◆ WHAT THIS TASK INVOLVES ◆
Go through the listing below and list every line with "kierunki".

◆ EXCERPTED DATA ◆
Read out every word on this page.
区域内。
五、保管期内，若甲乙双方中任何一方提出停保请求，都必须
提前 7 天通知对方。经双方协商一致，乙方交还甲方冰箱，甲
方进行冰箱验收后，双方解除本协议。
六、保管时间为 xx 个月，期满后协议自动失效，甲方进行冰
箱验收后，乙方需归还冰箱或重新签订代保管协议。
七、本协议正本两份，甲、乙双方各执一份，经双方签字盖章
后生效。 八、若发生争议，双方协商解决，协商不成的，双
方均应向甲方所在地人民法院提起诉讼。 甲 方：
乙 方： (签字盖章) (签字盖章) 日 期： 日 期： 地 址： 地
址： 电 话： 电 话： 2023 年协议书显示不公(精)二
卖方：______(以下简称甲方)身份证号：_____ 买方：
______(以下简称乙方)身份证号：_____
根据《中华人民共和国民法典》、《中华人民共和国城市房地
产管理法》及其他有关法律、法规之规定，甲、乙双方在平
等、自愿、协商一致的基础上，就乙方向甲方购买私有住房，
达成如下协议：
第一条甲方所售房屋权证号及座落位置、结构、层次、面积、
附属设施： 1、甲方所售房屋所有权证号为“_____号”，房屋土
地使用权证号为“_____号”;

--

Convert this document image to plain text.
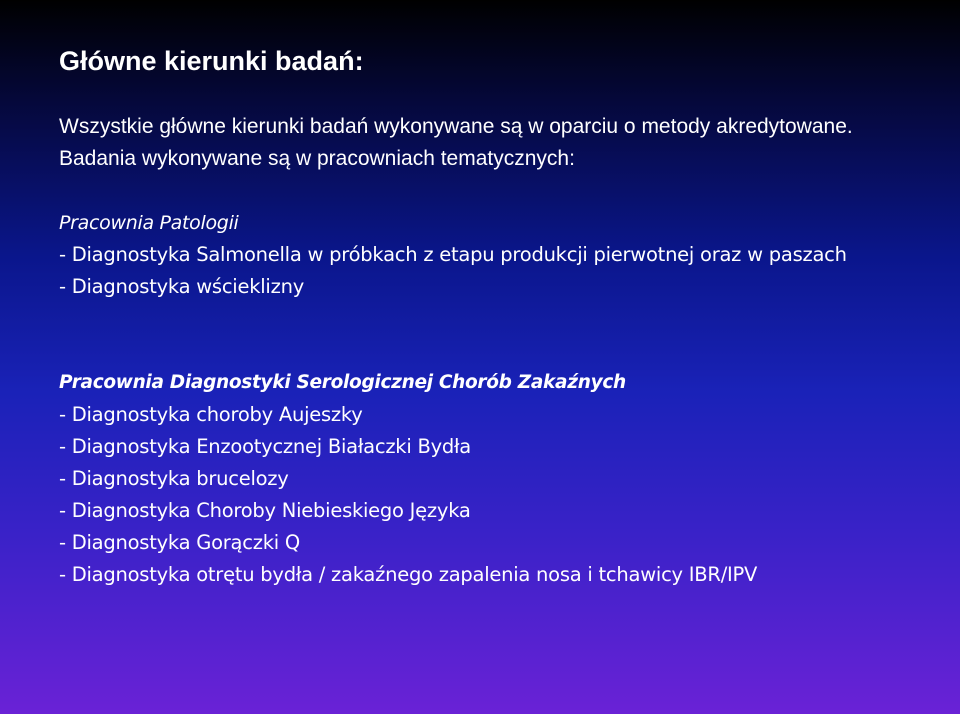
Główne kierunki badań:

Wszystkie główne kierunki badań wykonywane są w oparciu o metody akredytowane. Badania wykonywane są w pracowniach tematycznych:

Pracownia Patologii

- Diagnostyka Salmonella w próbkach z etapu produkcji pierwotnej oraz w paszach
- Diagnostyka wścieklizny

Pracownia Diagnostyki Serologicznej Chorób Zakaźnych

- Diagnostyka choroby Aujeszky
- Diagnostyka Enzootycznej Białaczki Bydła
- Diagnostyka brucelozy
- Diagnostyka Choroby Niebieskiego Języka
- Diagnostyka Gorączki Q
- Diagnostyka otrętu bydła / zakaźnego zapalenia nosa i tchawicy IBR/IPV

◆ ANSWER TO THE TASK ◆
Główne kierunki badań:
Wszystkie główne kierunki badań wykonywane są w oparciu o metody akredytowane. Badania wykonywane są w pracowniach tematycznych:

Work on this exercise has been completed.